TASK: Extract every line between the one with "Serialize everything readable" and the end of the entries, both included, word for word and free of pictures.

INFORMATION SUPPLIED:
####
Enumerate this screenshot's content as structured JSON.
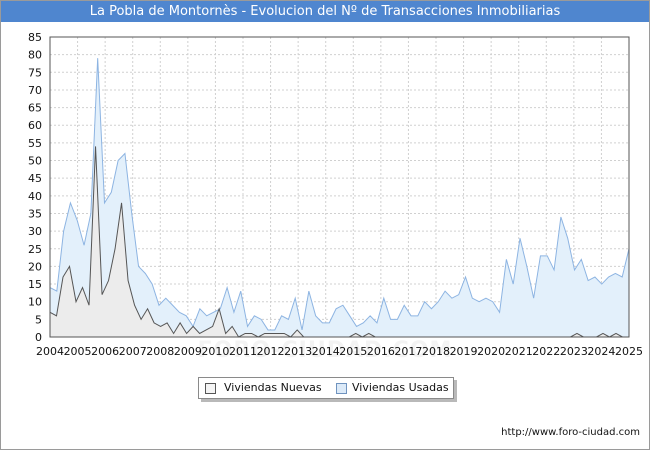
{
  "chart_data": {
    "type": "area",
    "title": "La Pobla de Montornès - Evolucion del Nº de Transacciones Inmobiliarias",
    "xlabel": "",
    "ylabel": "",
    "ylim": [
      0,
      85
    ],
    "y_ticks": [
      0,
      5,
      10,
      15,
      20,
      25,
      30,
      35,
      40,
      45,
      50,
      55,
      60,
      65,
      70,
      75,
      80,
      85
    ],
    "x_tick_labels": [
      "2004",
      "2005",
      "2006",
      "2007",
      "2008",
      "2009",
      "2010",
      "2011",
      "2012",
      "2013",
      "2014",
      "2015",
      "2016",
      "2017",
      "2018",
      "2019",
      "2020",
      "2021",
      "2022",
      "2023",
      "2024",
      "2025"
    ],
    "xlim": [
      2004,
      2025
    ],
    "grid": true,
    "legend_position": "bottom-center",
    "series": [
      {
        "name": "Viviendas Nuevas",
        "color": "#555555",
        "fill": "#ececec",
        "values": [
          7,
          6,
          17,
          20,
          10,
          14,
          9,
          54,
          12,
          16,
          25,
          38,
          16,
          9,
          5,
          8,
          4,
          3,
          4,
          1,
          4,
          1,
          3,
          1,
          2,
          3,
          8,
          1,
          3,
          0,
          1,
          1,
          0,
          1,
          1,
          1,
          1,
          0,
          2,
          0,
          0,
          0,
          0,
          0,
          0,
          0,
          0,
          1,
          0,
          1,
          0,
          0,
          0,
          0,
          0,
          0,
          0,
          0,
          0,
          0,
          0,
          0,
          0,
          0,
          0,
          0,
          0,
          0,
          0,
          0,
          0,
          0,
          0,
          0,
          0,
          0,
          0,
          0,
          0,
          0,
          0,
          1,
          0,
          0,
          0,
          1,
          0,
          1,
          0,
          0
        ]
      },
      {
        "name": "Viviendas Usadas",
        "color": "#8db4e2",
        "fill": "#e3f0fb",
        "values": [
          14,
          13,
          30,
          38,
          33,
          26,
          35,
          79,
          38,
          41,
          50,
          52,
          35,
          20,
          18,
          15,
          9,
          11,
          9,
          7,
          6,
          3,
          8,
          6,
          7,
          8,
          14,
          7,
          13,
          3,
          6,
          5,
          2,
          2,
          6,
          5,
          11,
          2,
          13,
          6,
          4,
          4,
          8,
          9,
          6,
          3,
          4,
          6,
          4,
          11,
          5,
          5,
          9,
          6,
          6,
          10,
          8,
          10,
          13,
          11,
          12,
          17,
          11,
          10,
          11,
          10,
          7,
          22,
          15,
          28,
          20,
          11,
          23,
          23,
          19,
          34,
          28,
          19,
          22,
          16,
          17,
          15,
          17,
          18,
          17,
          25
        ]
      }
    ]
  },
  "source": "http://www.foro-ciudad.com",
  "watermark": "FORO-CIUDAD.COM"
}
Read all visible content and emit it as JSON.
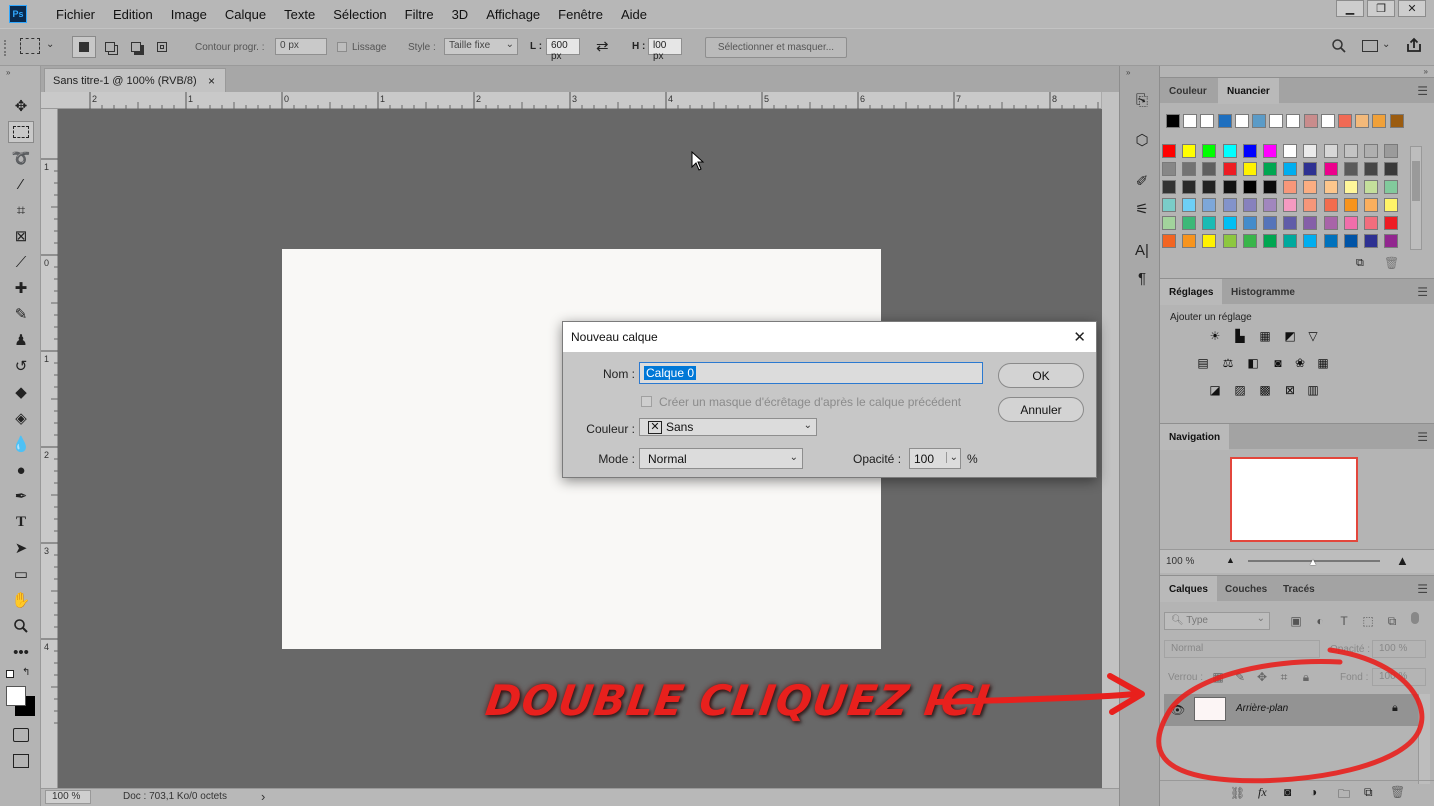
{
  "app": {
    "logo": "Ps"
  },
  "menu": [
    "Fichier",
    "Edition",
    "Image",
    "Calque",
    "Texte",
    "Sélection",
    "Filtre",
    "3D",
    "Affichage",
    "Fenêtre",
    "Aide"
  ],
  "window_controls": {
    "minimize": "▁",
    "restore": "❐",
    "close": "✕"
  },
  "options_bar": {
    "feather_label": "Contour progr. :",
    "feather_value": "0 px",
    "antialias_label": "Lissage",
    "style_label": "Style :",
    "style_value": "Taille fixe",
    "width_label": "L :",
    "width_value": "600 px",
    "height_label": "H :",
    "height_value": "l00 px",
    "select_mask_button": "Sélectionner et masquer..."
  },
  "document": {
    "tab_title": "Sans titre-1 @ 100% (RVB/8)",
    "tab_close": "×",
    "zoom": "100 %",
    "doc_info": "Doc : 703,1 Ko/0 octets",
    "status_arrow": "›",
    "ruler_top_labels": [
      "2",
      "1",
      "0",
      "1",
      "2",
      "3",
      "4",
      "5",
      "6",
      "7",
      "8"
    ],
    "ruler_left_labels": [
      "1",
      "0",
      "1",
      "2",
      "3",
      "4"
    ]
  },
  "dialog": {
    "title": "Nouveau calque",
    "close": "✕",
    "name_label": "Nom :",
    "name_value": "Calque 0",
    "clip_checkbox": "Créer un masque d'écrêtage d'après le calque précédent",
    "color_label": "Couleur :",
    "color_value": "Sans",
    "mode_label": "Mode :",
    "mode_value": "Normal",
    "opacity_label": "Opacité :",
    "opacity_value": "100",
    "opacity_unit": "%",
    "ok_button": "OK",
    "cancel_button": "Annuler"
  },
  "panels": {
    "color_tabs": [
      "Couleur",
      "Nuancier"
    ],
    "adjust_tabs": [
      "Réglages",
      "Histogramme"
    ],
    "adjust_hint": "Ajouter un réglage",
    "nav_tab": "Navigation",
    "nav_zoom": "100 %",
    "layers_tabs": [
      "Calques",
      "Couches",
      "Tracés"
    ],
    "layer_filter": "Type",
    "blend_mode": "Normal",
    "opacity_label": "Opacité :",
    "opacity_value": "100 %",
    "lock_label": "Verrou :",
    "fill_label": "Fond :",
    "fill_value": "100 %",
    "layer_name": "Arrière-plan"
  },
  "annotation": {
    "text": "DOUBLE CLIQUEZ ICI"
  },
  "colors": {
    "accent_blue": "#0078d7",
    "annotation_red": "#e8201d",
    "swatch_row1": [
      "#000000",
      "#ffffff",
      "#ffffff",
      "#1e6fbf",
      "#ffffff",
      "#5b9bc7",
      "#ffffff",
      "#ffffff",
      "#c98c8c",
      "#ffffff",
      "#f06a55",
      "#f3b97a",
      "#f0a13a",
      "#9b5c10"
    ],
    "swatch_grid": [
      [
        "#ff0000",
        "#ffff00",
        "#00ff00",
        "#00ffff",
        "#0000ff",
        "#ff00ff",
        "#ffffff",
        "#ebebeb",
        "#d7d7d7",
        "#c3c3c3",
        "#afafaf",
        "#9b9b9b"
      ],
      [
        "#878787",
        "#737373",
        "#5f5f5f",
        "#ed1c24",
        "#fff200",
        "#00a651",
        "#00aeef",
        "#2e3192",
        "#ec008c",
        "#5a5a5a",
        "#464646",
        "#3a3a3a"
      ],
      [
        "#333333",
        "#2a2a2a",
        "#222222",
        "#111111",
        "#000000",
        "#0a0a0a",
        "#f7977a",
        "#fbad82",
        "#fdc68c",
        "#fff79a",
        "#c4df9b",
        "#82ca9c"
      ],
      [
        "#7accc8",
        "#6dcff6",
        "#7da7d9",
        "#8393ca",
        "#8781bd",
        "#a186be",
        "#f49ac1",
        "#f69679",
        "#f26c4f",
        "#f7941d",
        "#fbaf5d",
        "#fff468"
      ],
      [
        "#a2d39c",
        "#3cb878",
        "#1abbb4",
        "#00bff3",
        "#448ccb",
        "#5674b9",
        "#605ca8",
        "#855fa8",
        "#a864a8",
        "#f06eaa",
        "#f26d7d",
        "#ed1c24"
      ],
      [
        "#f26522",
        "#f7941d",
        "#fff200",
        "#8dc73f",
        "#39b54a",
        "#00a651",
        "#00a99d",
        "#00aeef",
        "#0072bc",
        "#0054a6",
        "#2e3192",
        "#92278f"
      ]
    ]
  },
  "icons": {
    "tools": [
      "move-icon",
      "marquee-icon",
      "lasso-icon",
      "magic-wand-icon",
      "crop-icon",
      "frame-icon",
      "eyedropper-icon",
      "healing-icon",
      "brush-icon",
      "stamp-icon",
      "history-brush-icon",
      "eraser-icon",
      "paint-bucket-icon",
      "blur-icon",
      "dodge-icon",
      "pen-icon",
      "type-icon",
      "path-select-icon",
      "shape-icon",
      "hand-icon",
      "zoom-icon",
      "more-icon"
    ]
  }
}
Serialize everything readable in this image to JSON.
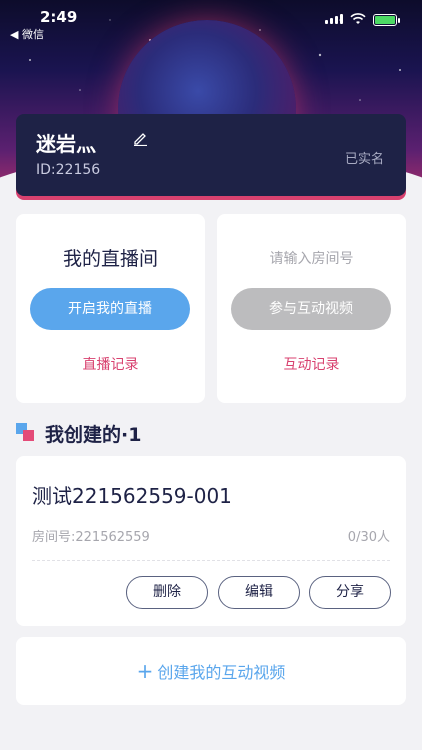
{
  "status_bar": {
    "time": "2:49",
    "back_label": "◀ 微信"
  },
  "profile": {
    "name": "迷岩灬",
    "id": "ID:22156",
    "verified": "已实名"
  },
  "live_room": {
    "title": "我的直播间",
    "start_button": "开启我的直播",
    "history_link": "直播记录"
  },
  "join_room": {
    "placeholder": "请输入房间号",
    "join_button": "参与互动视频",
    "history_link": "互动记录"
  },
  "section": {
    "title": "我创建的·1"
  },
  "rooms": [
    {
      "name": "测试221562559-001",
      "room_number": "房间号:221562559",
      "capacity": "0/30人",
      "delete_label": "删除",
      "edit_label": "编辑",
      "share_label": "分享"
    }
  ],
  "create": {
    "label": "创建我的互动视频"
  },
  "colors": {
    "accent_blue": "#5aa6ec",
    "accent_pink": "#d8416f",
    "card_dark": "#1e2246"
  }
}
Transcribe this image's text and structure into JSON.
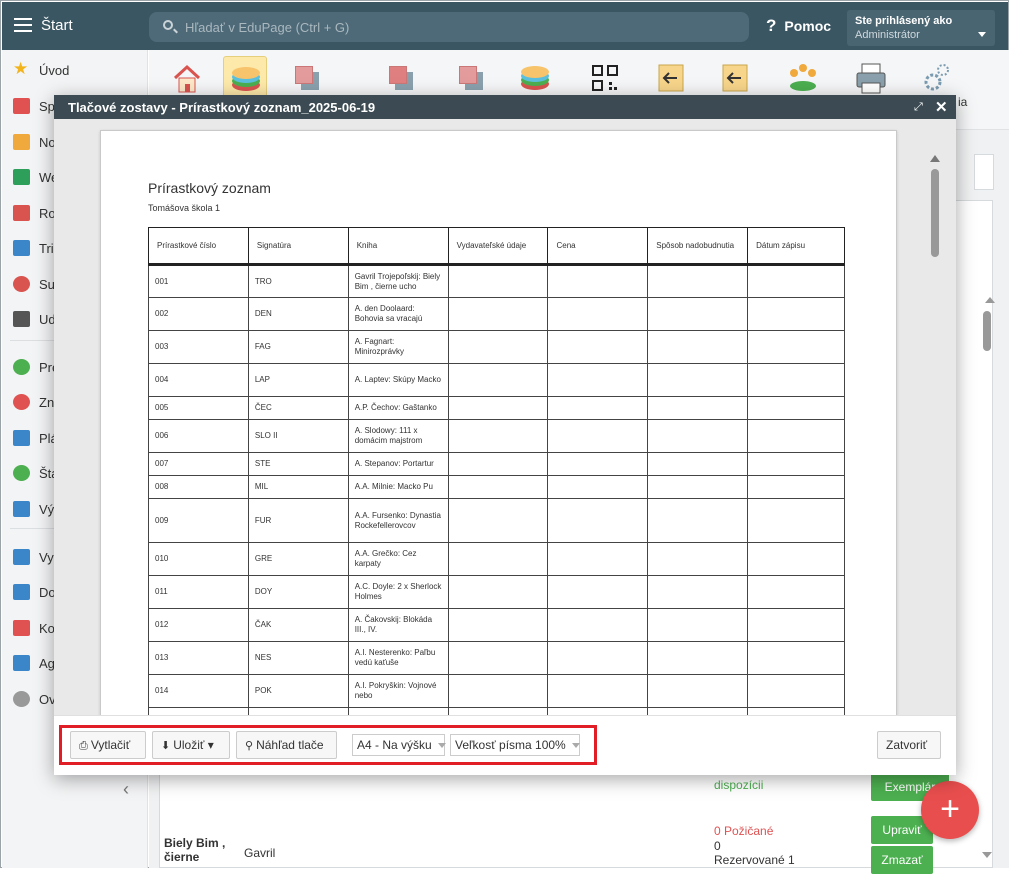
####
WORKED SOLUTION:
Serialize everything readable in this image to JSON.
{
  "status_bar": {
    "time": "2:49",
    "back_label": "◀ 微信"
  },
  "profile": {
    "name": "迷岩灬",
    "id": "ID:22156",
    "verified": "已实名"
  },
  "live_room": {
    "title": "我的直播间",
    "start_button": "开启我的直播",
    "history_link": "直播记录"
  },
  "join_room": {
    "placeholder": "请输入房间号",
    "join_button": "参与互动视频",
    "history_link": "互动记录"
  },
  "section": {
    "title": "我创建的·1"
  },
  "rooms": [
    {
      "name": "测试221562559-001",
      "room_number": "房间号:221562559",
      "capacity": "0/30人",
      "delete_label": "删除",
      "edit_label": "编辑",
      "share_label": "分享"
    }
  ],
  "create": {
    "label": "创建我的互动视频"
  },
  "colors": {
    "accent_blue": "#5aa6ec",
    "accent_pink": "#d8416f",
    "card_dark": "#1e2246"
  }
}
Transcribe this image's text and structure into JSON.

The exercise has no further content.